PASSAGE FOR REVIEW:
══════

For most of the first half of the year, technology pundits from Aberdeen to TechRepublic have repeatedly tried to discredit the alarmists that feared IT spending will stop. But the bleak overviews of business conditions proliferated on Friday by one technology giant after another suggested that overall IT spending just might decline for the first time from the $665 billion spent in 2000.
As late as last month, Aberdeen Group indicated that global IT spending would grow at a compounded annual growth rate of 9.6 percent. Those findings matched results of Dataquest, the unit of Gartner Inc., which forecasted the worldwide IT services market to expand to nearly $750 billion in 2001, despite the “concern about the economy and the struggles among dot-com companies.”
But companies now admit that increasingly longer sales cycles and pricing pressures are starting to affect IT spending much more than the dot-com bust. Indeed, enterprise solution provider BMC Software indicated it experienced pricing pressure, in part from competition, but mostly due to customers that were unwilling to fork over their hard-earned dollars.
“Our closure rates at the end of the quarter were lower than we expected,” said Bob Beauchamp, president and CEO of Houston-based BMC.
What normally took 12 months to complete now takes place on an 18-month time frame, according to Raymond Boggs, vice president of International Data Corp.’s Small Business and Home Office Research.
Last month, Boggs penned a study that found small businesses will spend less on technology in 2001 than they did in 2000. The decline largely represents a contraction in the desktop PC segment but also from networking and enterprise systems.
“We actually were surprised by the relatively low use of local area networks by small business despite lower priced solutions being available,” Boggs told InternetNews.com.
To be sure, small businesses and home offices merely represent a small portion of the overall IT market. (To date, no research firm has yet projected a slowdown in IT spending for 2001.) And Boggs also was quick to point out that small businesses traditionally are “a poor judge” of IT expenditures, always projecting 30 to 40 percent below what they’ll actually spend.

══════

ACTIONS TO TAKE:
1. In the article on IT spending, what compounded annual growth rate did Aberdeen Group indicate for global IT spending?
2. Resume the article on IT spending after its final sentence and carry it forward.

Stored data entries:
══════

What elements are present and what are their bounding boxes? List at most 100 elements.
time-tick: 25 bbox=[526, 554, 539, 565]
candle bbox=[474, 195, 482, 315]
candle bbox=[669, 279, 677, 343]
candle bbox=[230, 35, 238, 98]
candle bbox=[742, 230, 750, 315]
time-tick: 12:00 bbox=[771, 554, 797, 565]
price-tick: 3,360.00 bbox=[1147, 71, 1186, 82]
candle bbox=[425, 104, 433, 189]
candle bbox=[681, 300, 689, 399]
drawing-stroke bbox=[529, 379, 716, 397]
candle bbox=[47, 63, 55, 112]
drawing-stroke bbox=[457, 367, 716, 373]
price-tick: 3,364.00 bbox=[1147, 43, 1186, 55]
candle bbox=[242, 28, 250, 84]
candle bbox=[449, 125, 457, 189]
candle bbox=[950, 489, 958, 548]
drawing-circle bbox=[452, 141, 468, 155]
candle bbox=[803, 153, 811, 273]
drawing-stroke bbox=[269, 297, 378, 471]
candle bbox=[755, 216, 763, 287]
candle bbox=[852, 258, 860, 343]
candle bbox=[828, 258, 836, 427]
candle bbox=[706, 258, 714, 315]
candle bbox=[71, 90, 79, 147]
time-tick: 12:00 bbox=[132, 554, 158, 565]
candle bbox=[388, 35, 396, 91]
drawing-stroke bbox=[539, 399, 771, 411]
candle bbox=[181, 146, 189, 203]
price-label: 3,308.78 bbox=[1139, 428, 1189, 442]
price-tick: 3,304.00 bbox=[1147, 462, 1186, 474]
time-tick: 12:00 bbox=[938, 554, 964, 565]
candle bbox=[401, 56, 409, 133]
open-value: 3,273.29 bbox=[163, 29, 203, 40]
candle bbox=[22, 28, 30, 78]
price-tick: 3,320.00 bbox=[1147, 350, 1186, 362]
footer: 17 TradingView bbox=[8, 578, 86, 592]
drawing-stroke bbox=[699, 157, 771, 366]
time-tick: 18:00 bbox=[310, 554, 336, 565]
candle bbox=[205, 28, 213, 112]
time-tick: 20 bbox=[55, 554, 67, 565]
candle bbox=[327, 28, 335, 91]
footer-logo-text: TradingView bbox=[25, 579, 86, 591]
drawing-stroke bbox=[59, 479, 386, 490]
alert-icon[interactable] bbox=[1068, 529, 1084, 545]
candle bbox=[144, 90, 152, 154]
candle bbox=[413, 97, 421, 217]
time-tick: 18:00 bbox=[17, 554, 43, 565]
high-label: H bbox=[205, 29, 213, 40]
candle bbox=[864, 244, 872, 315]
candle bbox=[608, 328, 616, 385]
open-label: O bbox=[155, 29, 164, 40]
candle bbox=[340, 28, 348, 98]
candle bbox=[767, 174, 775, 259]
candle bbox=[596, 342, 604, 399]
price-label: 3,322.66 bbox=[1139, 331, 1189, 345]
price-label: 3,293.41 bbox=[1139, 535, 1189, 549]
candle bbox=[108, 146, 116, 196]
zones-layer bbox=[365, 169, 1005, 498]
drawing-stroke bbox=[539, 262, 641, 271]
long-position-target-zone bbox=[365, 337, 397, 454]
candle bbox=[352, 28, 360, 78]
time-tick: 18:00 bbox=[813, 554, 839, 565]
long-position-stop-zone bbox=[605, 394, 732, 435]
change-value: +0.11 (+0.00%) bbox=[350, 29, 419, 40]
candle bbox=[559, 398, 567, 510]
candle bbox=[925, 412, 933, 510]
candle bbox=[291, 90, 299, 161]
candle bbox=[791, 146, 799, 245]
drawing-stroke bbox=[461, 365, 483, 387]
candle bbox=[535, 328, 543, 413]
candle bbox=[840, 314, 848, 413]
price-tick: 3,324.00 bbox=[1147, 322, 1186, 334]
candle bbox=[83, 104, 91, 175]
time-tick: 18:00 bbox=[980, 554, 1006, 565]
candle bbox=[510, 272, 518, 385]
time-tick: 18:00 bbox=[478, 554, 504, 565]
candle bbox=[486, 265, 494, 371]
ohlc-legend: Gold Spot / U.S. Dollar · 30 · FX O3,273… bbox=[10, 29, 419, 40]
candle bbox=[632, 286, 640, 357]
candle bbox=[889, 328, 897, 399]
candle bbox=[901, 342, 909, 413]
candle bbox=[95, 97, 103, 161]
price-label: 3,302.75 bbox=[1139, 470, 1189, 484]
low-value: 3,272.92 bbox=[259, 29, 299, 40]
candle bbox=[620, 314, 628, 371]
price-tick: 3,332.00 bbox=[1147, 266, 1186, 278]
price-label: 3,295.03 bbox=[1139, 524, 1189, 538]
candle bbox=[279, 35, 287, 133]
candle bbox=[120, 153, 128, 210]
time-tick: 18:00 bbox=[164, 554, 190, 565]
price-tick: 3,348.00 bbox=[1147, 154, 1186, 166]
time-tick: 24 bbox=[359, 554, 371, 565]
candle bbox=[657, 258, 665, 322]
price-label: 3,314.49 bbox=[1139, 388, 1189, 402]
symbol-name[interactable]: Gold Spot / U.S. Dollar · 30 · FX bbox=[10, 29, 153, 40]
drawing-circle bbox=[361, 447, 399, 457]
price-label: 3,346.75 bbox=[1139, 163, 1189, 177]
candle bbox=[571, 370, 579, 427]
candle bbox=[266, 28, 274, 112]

══════

ANSWERS FOR THIS EXERCISE:
1. 9.6 percent

2.
Still, early signs show that prolonged sales cycles are temporarily halting the growth in IT spending. And those signs will likely continue to pop up over the next three weeks as most of Corporate America releases their first half results.
“The June/July quarter for enterprise systems companies is showing similar or deteriorating trends compared with the [first] quarter,” wrote Laura Conigliaro, hardware analyst at Goldman Sachs.
Even the data storage market, which was supposed to be the largest segment of the IT market, is staggering after industry leader EMC Corp. of Hopkinton, Mass., said customers are taking “a longer time to spend what they do have.” The company stock on Friday helped drag down the whole stock market after admitting it would earn only a fraction of what had been expected.
“It now appears that there are fewer dollars being invested in information technology than a year ago,” said Joe Tucci, EMC’s president and CEO. A company spokesman said that Tucci’s comments are based from observations and conversations with EMC’s customer base but clarified that EMC’s top officer is not making a projection on the year.
To Goldman’s Conigliaro, however, the picture still isn’t any better.
“Even at current low prices, some customers told us that they would just as soon wait until next quarter when prices invariably will be lower,” she wrote.
“Pricing is unusually aggressive and, combined with lower volumes, is taking its toll on gross margins. This will be hard to reverse in its entirety, even when demand starts to firm,” the analyst added.